* [TASK PROMPT]
Transcribe the passage of the database keys text that lies between "Primary keys are not" and "supports NULL values.", inclusive.

* [SELECTION]
• • • • •

It has no duplicate values, it has unique values.
It cannot be NULL.
Primary keys are not necessarily to be a single column; more than one column can also be a primary key for a table.
One common primary key type is an auto-incrementing integer (because they are space efficient), but it can also be a string, hashed value, so long as it is unique.

Super Key

A super key is a group of single or multiple keys that identifies rows in a table. It supports NULL values.

Adding zero or more attributes to the candidate key generates the super key.
A candidate key is a super key but vice versa is not true.
Super Key values may also be NULL.

Alternate Key

The candidate key other than the primary key is called an alternate key.

All the keys which are not primary keys are called alternate keys.
It is a secondary key.
It contains two or more fields to identify two or more records.
These values are repeated.

Foreign Key

If an attribute can only take the values which are present as values of some other attribute, it will be a foreign key to the attribute to which it refers. The relation which is being referenced is called referenced relation and the corresponding attribute is called referenced attribute. The referenced attribute of the referenced relation should be the primary key to it.

It is a key it acts as a primary key in one table and it acts as secondary key in another table.
It combines two or more relations (tables) at a time.
They act as a cross-reference between the tables.
For example, DNO is a primary key in the DEPT table and a non-key in EMP
They can be NULL
They may contain duplicate tuples i.e. it need not follow uniqueness constraint.

Composite Key

Sometimes, a table might not have a single column/attribute that uniquely identifies all the records of a table. To uniquely identify rows of a table, a combination of two or more columns/attributes can be used. It still can give duplicate values in rare cases. So, we need to find the optimal set of attributes that can uniquely identify rows in a table.

It acts as a primary key if there is no primary key in a table
Two or more attributes are used together to make a composite key.
Different combinations of attributes may give different accuracy in terms of identifying the rows uniquely.

💡 Candidate keys allow for distinct identification, the Primary key serves as the chosen identifier, Alternate keys offer other choices, and Foreign keys create vital linkages that guarantee data integrity between tables. The creation of strong and effective relational databases requires the thoughtful application of these keys.

Joins

💡 Tables that share information about a single entity need to have a *primary key* that identifies that entity *uniquely* across the database.

Inner Join

SELECT column, another_table_column, …
	FROM mytable
		INNER JOIN another_table 
	    ON mytable.id = another_table.id
				WHERE condition(s)

• • • • •

* [DATA]
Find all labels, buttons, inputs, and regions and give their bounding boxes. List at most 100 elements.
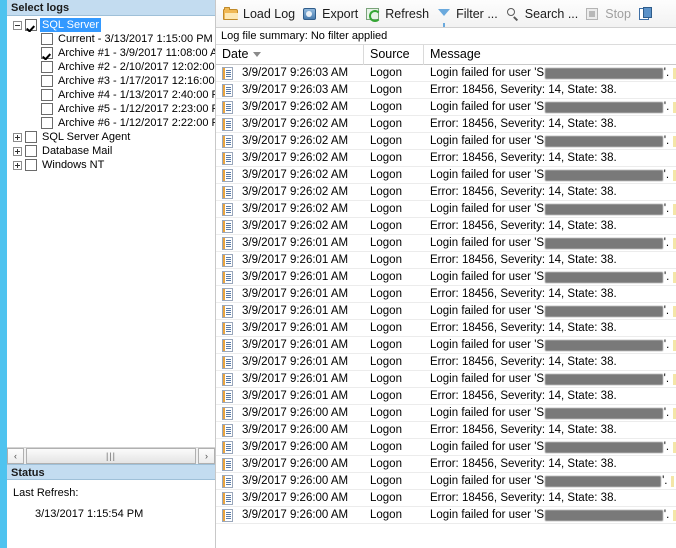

• • • • •

* [THE COMPLETED TASK]
Primary keys are not necessarily to be a single column; more than one column can also be a primary key for a table.
One common primary key type is an auto-incrementing integer (because they are space efficient), but it can also be a string, hashed value, so long as it is unique.

Super Key

A super key is a group of single or multiple keys that identifies rows in a table. It supports NULL values.